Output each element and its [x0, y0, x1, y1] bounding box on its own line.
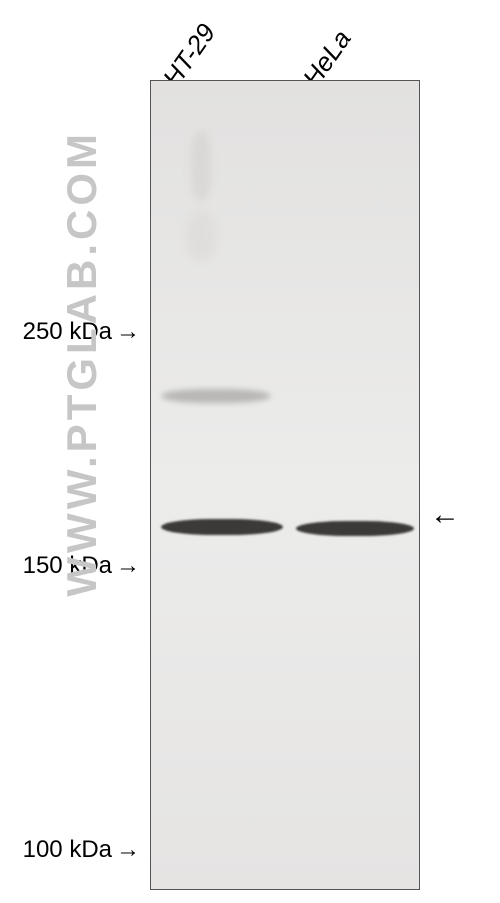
watermark-text: WWW.PTGLAB.COM [58, 130, 106, 597]
marker-text-2: 100 kDa [23, 836, 112, 863]
protein-band [161, 519, 283, 535]
marker-arrow-icon: → [116, 318, 140, 346]
protein-band [296, 521, 414, 536]
blot-smudge [186, 211, 216, 261]
marker-arrow-icon: → [116, 836, 140, 864]
marker-text-0: 250 kDa [23, 318, 112, 345]
marker-text-1: 150 kDa [23, 552, 112, 579]
blot-membrane [150, 80, 420, 890]
marker-label-2: 100 kDa→ [10, 836, 140, 864]
protein-band [161, 389, 271, 403]
figure-container: WWW.PTGLAB.COM HT-29 HeLa 250 kDa→ 150 k… [0, 0, 500, 903]
marker-label-0: 250 kDa→ [10, 318, 140, 346]
marker-arrow-icon: → [116, 552, 140, 580]
marker-label-1: 150 kDa→ [10, 552, 140, 580]
blot-smudge [191, 131, 211, 201]
target-band-arrow-icon: ← [430, 498, 460, 532]
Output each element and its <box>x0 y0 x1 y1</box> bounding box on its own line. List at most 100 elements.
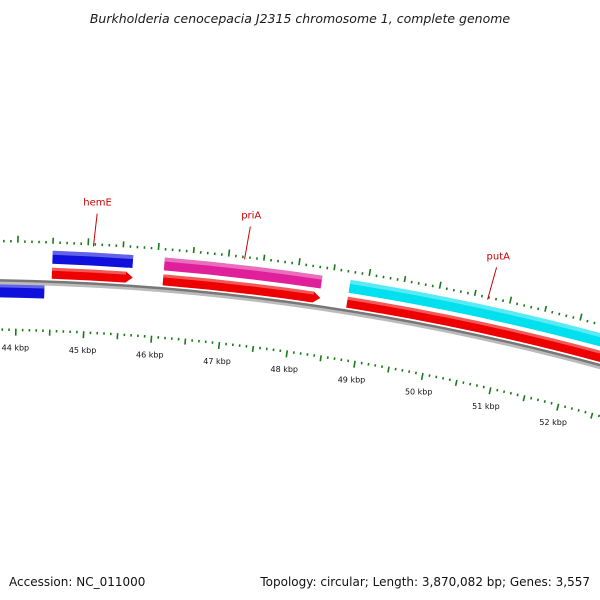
tick-mark <box>565 314 568 318</box>
kbp-label: 52 kbp <box>539 418 567 427</box>
gene-feature-putA <box>348 279 600 347</box>
tick-mark <box>584 410 587 414</box>
kbp-label: 44 kbp <box>2 344 30 353</box>
feature-highlight <box>52 267 127 275</box>
tick-mark <box>184 338 187 345</box>
tick-mark <box>285 350 289 358</box>
cds-feature-putA <box>346 296 600 363</box>
upper-tick-marks <box>3 235 596 325</box>
tick-mark <box>494 297 498 301</box>
tick-mark <box>469 382 472 386</box>
gene-feature-priA <box>163 257 323 289</box>
kbp-label: 51 kbp <box>472 402 500 411</box>
cds-feature-priA <box>162 274 321 303</box>
tick-mark <box>227 249 231 257</box>
chromosome-backbone <box>0 279 600 367</box>
tick-mark <box>593 321 596 325</box>
map-title: Burkholderia cenocepacia J2315 chromosom… <box>90 11 511 26</box>
tick-mark <box>577 408 580 412</box>
tick-mark <box>523 304 526 307</box>
tick-mark <box>586 319 589 323</box>
tick-mark <box>572 316 575 319</box>
gene-label-hemE: hemE <box>83 198 112 209</box>
partial-gene-feature <box>0 284 45 299</box>
cds-feature-hemE <box>51 267 133 283</box>
tick-mark <box>263 254 266 261</box>
tick-mark <box>462 381 465 385</box>
tick-mark <box>368 268 372 277</box>
tick-mark <box>530 305 533 309</box>
tick-mark <box>420 372 424 381</box>
gene-feature-hemE <box>52 250 134 269</box>
tick-mark <box>579 313 583 321</box>
gene-features <box>0 250 600 363</box>
tick-mark <box>466 291 469 295</box>
kbp-label: 47 kbp <box>203 357 231 366</box>
tick-mark <box>590 412 594 419</box>
tick-mark <box>480 294 483 298</box>
tick-mark <box>496 388 499 392</box>
tick-mark <box>537 307 540 311</box>
tick-mark <box>516 302 519 306</box>
tick-mark <box>403 275 407 283</box>
tick-mark <box>536 398 540 402</box>
tick-mark <box>387 366 390 373</box>
feature-highlight <box>164 257 323 280</box>
tick-mark <box>530 396 533 400</box>
tick-mark <box>597 414 600 418</box>
feature-highlight <box>349 279 600 338</box>
tick-mark <box>217 341 221 350</box>
tick-mark <box>516 393 519 397</box>
tick-mark <box>251 345 255 353</box>
genome-summary-text: Topology: circular; Length: 3,870,082 bp… <box>259 575 590 589</box>
tick-mark <box>501 299 505 303</box>
tick-mark <box>487 296 491 299</box>
feature-highlight <box>163 274 315 295</box>
tick-mark <box>558 312 561 316</box>
tick-mark <box>319 355 322 362</box>
kbp-label: 46 kbp <box>136 351 164 360</box>
kbp-label: 49 kbp <box>338 375 366 384</box>
tick-mark <box>509 391 512 395</box>
tick-mark <box>150 335 153 343</box>
kbp-label: 48 kbp <box>271 365 299 374</box>
tick-mark <box>454 379 458 386</box>
kbp-label: 50 kbp <box>405 388 433 397</box>
tick-mark <box>522 395 526 402</box>
lower-tick-marks <box>1 328 600 419</box>
tick-mark <box>503 390 506 394</box>
tick-mark <box>448 378 451 382</box>
accession-text: Accession: NC_011000 <box>9 575 145 589</box>
kbp-label: 45 kbp <box>69 346 97 355</box>
tick-mark <box>556 403 560 411</box>
tick-mark <box>298 258 301 266</box>
tick-mark <box>473 289 477 296</box>
chromosome-backbone-shadow <box>0 279 600 370</box>
gene-label-putA: putA <box>487 252 511 263</box>
gene-label-priA: priA <box>241 211 261 222</box>
gene-leader-line <box>244 226 251 260</box>
tick-mark <box>333 264 336 271</box>
tick-mark <box>157 242 160 250</box>
gene-labels: hemE priA putA <box>83 198 510 300</box>
tick-mark <box>438 281 442 289</box>
tick-mark <box>550 401 553 405</box>
gene-leader-line <box>487 267 498 300</box>
tick-mark <box>544 305 548 312</box>
tick-mark <box>475 384 479 387</box>
gene-leader-line <box>92 213 98 247</box>
tick-mark <box>570 407 573 410</box>
tick-mark <box>543 400 546 403</box>
tick-mark <box>482 385 485 389</box>
feature-highlight <box>0 284 45 289</box>
tick-mark <box>488 387 492 395</box>
feature-highlight <box>347 296 600 354</box>
kbp-scale-labels: 44 kbp 45 kbp 46 kbp 47 kbp 48 kbp 49 kbp 50 k… <box>2 344 567 427</box>
tick-mark <box>192 246 195 254</box>
tick-mark <box>551 310 554 314</box>
tick-mark <box>442 376 445 380</box>
feature-highlight <box>52 250 134 260</box>
tick-mark <box>353 360 356 368</box>
tick-mark <box>564 405 567 409</box>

■ ■ ■ ■

= GOAL OF THE EXERCISE =
Show all lines of the material in which the word "bounding" can be found.

= RESPONSE =
Output each element and its [x0, y0, x1, y1] bounding box on its own line.
Output each element and its <box>x0 y0 x1 y1</box> bounding box on its own line. List at most 100 elements.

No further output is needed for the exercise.